◆ **WHAT YOU HAVE TO DO**:
Write out every entry exactly as it appears.

+++

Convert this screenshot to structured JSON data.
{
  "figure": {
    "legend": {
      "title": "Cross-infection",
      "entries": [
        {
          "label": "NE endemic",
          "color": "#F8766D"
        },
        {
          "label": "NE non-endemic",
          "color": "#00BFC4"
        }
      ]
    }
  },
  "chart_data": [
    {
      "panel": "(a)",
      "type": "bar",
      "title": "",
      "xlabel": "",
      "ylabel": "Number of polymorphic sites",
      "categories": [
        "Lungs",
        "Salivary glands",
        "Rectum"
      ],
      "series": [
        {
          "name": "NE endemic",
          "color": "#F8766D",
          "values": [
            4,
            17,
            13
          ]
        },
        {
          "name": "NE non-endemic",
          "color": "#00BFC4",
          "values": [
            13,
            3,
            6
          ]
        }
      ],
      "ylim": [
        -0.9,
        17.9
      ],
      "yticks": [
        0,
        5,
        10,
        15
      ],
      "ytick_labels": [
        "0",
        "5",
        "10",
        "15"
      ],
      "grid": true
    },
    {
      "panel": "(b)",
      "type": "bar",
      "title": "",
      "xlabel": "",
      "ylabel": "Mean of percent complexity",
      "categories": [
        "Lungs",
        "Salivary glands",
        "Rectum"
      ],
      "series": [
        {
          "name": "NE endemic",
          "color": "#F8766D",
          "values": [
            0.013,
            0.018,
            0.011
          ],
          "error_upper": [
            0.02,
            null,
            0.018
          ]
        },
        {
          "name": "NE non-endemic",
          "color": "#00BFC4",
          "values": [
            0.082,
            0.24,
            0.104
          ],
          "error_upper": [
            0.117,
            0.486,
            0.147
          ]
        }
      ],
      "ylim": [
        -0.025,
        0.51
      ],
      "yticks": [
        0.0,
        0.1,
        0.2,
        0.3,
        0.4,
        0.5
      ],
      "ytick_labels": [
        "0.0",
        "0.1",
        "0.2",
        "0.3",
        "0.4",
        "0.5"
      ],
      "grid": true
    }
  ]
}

+++

◆ **TASK ANSWER**:
Convert this screenshot to structured JSON data.
{
  "figure": {
    "legend": {
      "title": "Cross-infection",
      "entries": [
        {
          "label": "NE endemic",
          "color": "#F8766D"
        },
        {
          "label": "NE non-endemic",
          "color": "#00BFC4"
        }
      ]
    }
  },
  "chart_data": [
    {
      "panel": "(a)",
      "type": "bar",
      "title": "",
      "xlabel": "",
      "ylabel": "Number of polymorphic sites",
      "categories": [
        "Lungs",
        "Salivary glands",
        "Rectum"
      ],
      "series": [
        {
          "name": "NE endemic",
          "color": "#F8766D",
          "values": [
            4,
            17,
            13
          ]
        },
        {
          "name": "NE non-endemic",
          "color": "#00BFC4",
          "values": [
            13,
            3,
            6
          ]
        }
      ],
      "ylim": [
        -0.9,
        17.9
      ],
      "yticks": [
        0,
        5,
        10,
        15
      ],
      "ytick_labels": [
        "0",
        "5",
        "10",
        "15"
      ],
      "grid": true
    },
    {
      "panel": "(b)",
      "type": "bar",
      "title": "",
      "xlabel": "",
      "ylabel": "Mean of percent complexity",
      "categories": [
        "Lungs",
        "Salivary glands",
        "Rectum"
      ],
      "series": [
        {
          "name": "NE endemic",
          "color": "#F8766D",
          "values": [
            0.013,
            0.018,
            0.011
          ],
          "error_upper": [
            0.02,
            null,
            0.018
          ]
        },
        {
          "name": "NE non-endemic",
          "color": "#00BFC4",
          "values": [
            0.082,
            0.24,
            0.104
          ],
          "error_upper": [
            0.117,
            0.486,
            0.147
          ]
        }
      ],
      "ylim": [
        -0.025,
        0.51
      ],
      "yticks": [
        0.0,
        0.1,
        0.2,
        0.3,
        0.4,
        0.5
      ],
      "ytick_labels": [
        "0.0",
        "0.1",
        "0.2",
        "0.3",
        "0.4",
        "0.5"
      ],
      "grid": true
    }
  ]
}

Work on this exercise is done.